## EXERCISE TASK
Extract every line from the records below that contains the word "this".

## BEGIN RECORDS SHOWN

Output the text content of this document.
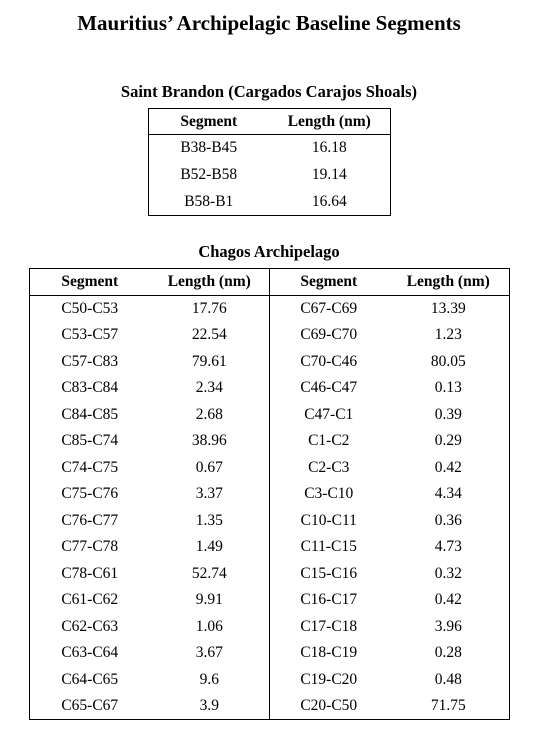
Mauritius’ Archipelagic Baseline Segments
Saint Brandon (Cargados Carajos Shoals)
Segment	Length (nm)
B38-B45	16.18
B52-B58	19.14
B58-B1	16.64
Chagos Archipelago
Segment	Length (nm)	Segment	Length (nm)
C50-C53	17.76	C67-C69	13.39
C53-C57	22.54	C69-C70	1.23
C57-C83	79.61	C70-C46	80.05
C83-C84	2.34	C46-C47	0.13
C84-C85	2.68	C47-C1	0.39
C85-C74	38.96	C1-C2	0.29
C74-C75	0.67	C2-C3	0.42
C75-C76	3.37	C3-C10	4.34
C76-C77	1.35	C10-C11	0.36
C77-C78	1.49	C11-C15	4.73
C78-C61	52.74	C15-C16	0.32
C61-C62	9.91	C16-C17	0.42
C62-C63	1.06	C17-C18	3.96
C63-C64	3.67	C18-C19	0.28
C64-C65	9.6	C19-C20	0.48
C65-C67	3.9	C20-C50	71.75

## END RECORDS SHOWN
## BEGIN RECORDS SHOWN

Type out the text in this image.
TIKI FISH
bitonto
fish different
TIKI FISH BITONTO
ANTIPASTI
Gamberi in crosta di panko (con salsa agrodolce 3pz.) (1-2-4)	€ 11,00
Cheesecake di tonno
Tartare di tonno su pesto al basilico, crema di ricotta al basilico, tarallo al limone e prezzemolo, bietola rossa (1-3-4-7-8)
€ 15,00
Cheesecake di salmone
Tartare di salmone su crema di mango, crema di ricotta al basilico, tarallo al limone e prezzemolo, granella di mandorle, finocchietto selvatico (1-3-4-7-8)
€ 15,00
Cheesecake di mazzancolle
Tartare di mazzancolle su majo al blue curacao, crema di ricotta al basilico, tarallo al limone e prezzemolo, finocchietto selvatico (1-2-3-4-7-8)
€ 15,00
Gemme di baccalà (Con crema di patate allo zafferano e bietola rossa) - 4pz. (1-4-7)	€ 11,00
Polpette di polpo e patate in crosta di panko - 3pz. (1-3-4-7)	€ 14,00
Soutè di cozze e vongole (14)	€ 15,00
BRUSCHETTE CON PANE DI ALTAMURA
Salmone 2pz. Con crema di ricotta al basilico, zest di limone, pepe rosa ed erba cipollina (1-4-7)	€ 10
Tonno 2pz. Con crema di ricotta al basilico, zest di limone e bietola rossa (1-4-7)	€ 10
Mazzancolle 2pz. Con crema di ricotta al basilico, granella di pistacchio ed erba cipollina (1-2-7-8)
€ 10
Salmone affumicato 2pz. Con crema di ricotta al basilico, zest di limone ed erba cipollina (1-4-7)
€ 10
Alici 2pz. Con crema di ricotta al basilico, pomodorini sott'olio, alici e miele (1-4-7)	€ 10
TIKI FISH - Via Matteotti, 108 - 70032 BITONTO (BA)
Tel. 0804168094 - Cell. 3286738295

## END RECORDS SHOWN

## EXERCISE ANSWER
Output the text content of this document.
Type out the text in this image.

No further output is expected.